Page extract ->
--- START ---

9.16 The services contracted for herein are provided on an “as is” basis without warranties of any kind, either express or implied, including, but not limited to, warranties of merchantability, fitness for a particular purpose and non-infringement. Company makes no warranties or representations about the accuracy or completeness of the services provided herein. Company assumes no liability or responsibility for any (I) errors, mistakes, or inaccuracies of completed or uncompleted services, (ii) financial damage, business damage, personal injury or property damage, of any nature whatsoever, resulting from the services.
Without limiting the foregoing, neither Company nor its affiliates warrant that the services will be uninterrupted or that the services will be error-free; nor does Company make any warranty as to the results that may be obtained from the use of the services, or as to the timeliness, accuracy, reliability, completeness or content of any of the services, information or materials provided through or in connection with the use of the services. Client understands and acknowledges that Company may utilize unlicensed persons to complete the services provided under this agreement, and Client further agrees and warrants that it will maintain control of all projects and remain as the architect of record for any and all projects for which it may use Company’s services.
Client acknowledges and agrees that Company is only willing to provide the services if Client agrees to certain limitations of Company’s liability to Client and third parties. Therefore, Client agrees not to hold Company, its affiliates, agents, employees, officers, contractors, directors, or corporate partners liable for any damages, suits, claims, and/or controversies (collectively, “liabilities”) that have arisen or may arise, whether known or unknown, relating to Client’s or any other party’s use of or inability to use the services.

--- END ---

Records supplied ->

--- START ---

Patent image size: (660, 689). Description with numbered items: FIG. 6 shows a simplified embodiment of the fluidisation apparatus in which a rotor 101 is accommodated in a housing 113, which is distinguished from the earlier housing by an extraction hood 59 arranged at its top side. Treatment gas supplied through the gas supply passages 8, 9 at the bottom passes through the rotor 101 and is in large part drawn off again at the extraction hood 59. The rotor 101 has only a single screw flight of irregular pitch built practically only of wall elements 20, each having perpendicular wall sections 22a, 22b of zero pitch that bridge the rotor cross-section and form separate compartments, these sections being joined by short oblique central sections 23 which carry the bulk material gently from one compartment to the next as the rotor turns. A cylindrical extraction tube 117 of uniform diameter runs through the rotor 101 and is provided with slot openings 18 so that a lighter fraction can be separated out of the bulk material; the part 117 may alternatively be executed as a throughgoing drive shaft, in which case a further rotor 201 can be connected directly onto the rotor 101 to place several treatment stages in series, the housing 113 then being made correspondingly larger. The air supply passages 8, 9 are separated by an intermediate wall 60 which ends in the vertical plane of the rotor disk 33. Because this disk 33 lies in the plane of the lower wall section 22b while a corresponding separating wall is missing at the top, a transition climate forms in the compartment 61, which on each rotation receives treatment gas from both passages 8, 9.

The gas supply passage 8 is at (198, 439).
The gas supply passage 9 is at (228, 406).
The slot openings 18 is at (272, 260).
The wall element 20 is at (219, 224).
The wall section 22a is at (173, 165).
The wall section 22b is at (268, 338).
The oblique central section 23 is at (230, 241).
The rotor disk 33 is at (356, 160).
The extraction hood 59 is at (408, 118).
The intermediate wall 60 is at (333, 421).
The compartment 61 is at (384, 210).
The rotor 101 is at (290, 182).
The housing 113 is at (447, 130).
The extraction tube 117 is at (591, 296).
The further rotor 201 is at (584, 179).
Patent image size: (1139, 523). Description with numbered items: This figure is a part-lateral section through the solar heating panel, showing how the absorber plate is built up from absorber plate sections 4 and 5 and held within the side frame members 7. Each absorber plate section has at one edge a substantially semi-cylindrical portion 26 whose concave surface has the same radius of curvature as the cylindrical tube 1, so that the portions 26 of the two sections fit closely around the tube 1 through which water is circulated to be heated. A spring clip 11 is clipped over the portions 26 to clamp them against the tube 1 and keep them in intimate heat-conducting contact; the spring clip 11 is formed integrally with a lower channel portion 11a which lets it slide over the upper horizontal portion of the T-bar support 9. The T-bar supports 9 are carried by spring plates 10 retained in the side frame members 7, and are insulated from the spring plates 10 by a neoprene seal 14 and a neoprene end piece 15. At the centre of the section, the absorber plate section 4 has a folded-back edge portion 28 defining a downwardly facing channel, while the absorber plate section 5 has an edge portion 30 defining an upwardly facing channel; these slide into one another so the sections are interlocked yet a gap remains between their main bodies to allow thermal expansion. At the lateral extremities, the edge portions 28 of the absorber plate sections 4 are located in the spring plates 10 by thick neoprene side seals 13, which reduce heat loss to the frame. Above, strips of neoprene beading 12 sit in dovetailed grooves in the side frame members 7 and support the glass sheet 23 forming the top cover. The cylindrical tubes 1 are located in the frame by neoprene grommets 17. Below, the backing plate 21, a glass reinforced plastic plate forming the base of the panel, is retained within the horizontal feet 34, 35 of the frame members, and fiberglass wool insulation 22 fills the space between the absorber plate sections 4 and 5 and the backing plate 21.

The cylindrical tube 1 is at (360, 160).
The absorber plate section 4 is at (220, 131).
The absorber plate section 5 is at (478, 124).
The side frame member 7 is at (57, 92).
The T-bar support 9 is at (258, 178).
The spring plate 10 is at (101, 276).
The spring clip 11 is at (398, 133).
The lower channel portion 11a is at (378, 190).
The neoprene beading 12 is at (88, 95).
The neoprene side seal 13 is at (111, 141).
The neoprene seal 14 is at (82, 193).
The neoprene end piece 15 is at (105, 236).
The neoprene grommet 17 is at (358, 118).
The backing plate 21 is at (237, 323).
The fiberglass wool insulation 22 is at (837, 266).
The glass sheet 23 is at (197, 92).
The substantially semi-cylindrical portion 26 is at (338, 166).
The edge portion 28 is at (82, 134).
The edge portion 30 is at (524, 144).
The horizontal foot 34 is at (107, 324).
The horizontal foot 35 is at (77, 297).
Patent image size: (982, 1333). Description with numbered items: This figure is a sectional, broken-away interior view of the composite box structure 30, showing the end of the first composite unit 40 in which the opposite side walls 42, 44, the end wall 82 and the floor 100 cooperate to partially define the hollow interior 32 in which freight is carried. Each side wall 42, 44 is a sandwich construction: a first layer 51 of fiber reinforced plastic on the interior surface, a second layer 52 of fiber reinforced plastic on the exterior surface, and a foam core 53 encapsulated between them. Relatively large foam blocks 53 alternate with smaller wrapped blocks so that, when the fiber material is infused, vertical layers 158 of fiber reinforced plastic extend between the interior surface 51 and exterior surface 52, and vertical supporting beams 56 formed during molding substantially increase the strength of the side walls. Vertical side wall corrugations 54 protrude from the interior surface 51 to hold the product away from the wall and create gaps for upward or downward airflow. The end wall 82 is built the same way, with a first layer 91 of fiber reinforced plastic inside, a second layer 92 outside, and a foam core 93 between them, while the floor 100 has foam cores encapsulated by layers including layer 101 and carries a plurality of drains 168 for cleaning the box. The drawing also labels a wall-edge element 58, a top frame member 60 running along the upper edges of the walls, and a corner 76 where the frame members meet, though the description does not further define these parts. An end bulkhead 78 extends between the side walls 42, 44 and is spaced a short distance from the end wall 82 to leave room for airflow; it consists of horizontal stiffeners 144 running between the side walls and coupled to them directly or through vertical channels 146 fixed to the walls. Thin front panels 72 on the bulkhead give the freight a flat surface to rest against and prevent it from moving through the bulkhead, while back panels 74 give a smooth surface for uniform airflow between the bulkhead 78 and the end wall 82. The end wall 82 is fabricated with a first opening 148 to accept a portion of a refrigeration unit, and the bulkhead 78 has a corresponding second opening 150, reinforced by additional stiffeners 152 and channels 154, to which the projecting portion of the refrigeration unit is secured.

--- END ---

Problem to solve -> Please write out, unchanged, the part of the liability disclaimer that opens with the words "Without limiting the" and closes with "use Company’s services.".

Solution ->
Without limiting the foregoing, neither Company nor its affiliates warrant that the services will be uninterrupted or that the services will be error-free; nor does Company make any warranty as to the results that may be obtained from the use of the services, or as to the timeliness, accuracy, reliability, completeness or content of any of the services, information or materials provided through or in connection with the use of the services. Client understands and acknowledges that Company may utilize unlicensed persons to complete the services provided under this agreement, and Client further agrees and warrants that it will maintain control of all projects and remain as the architect of record for any and all projects for which it may use Company’s services.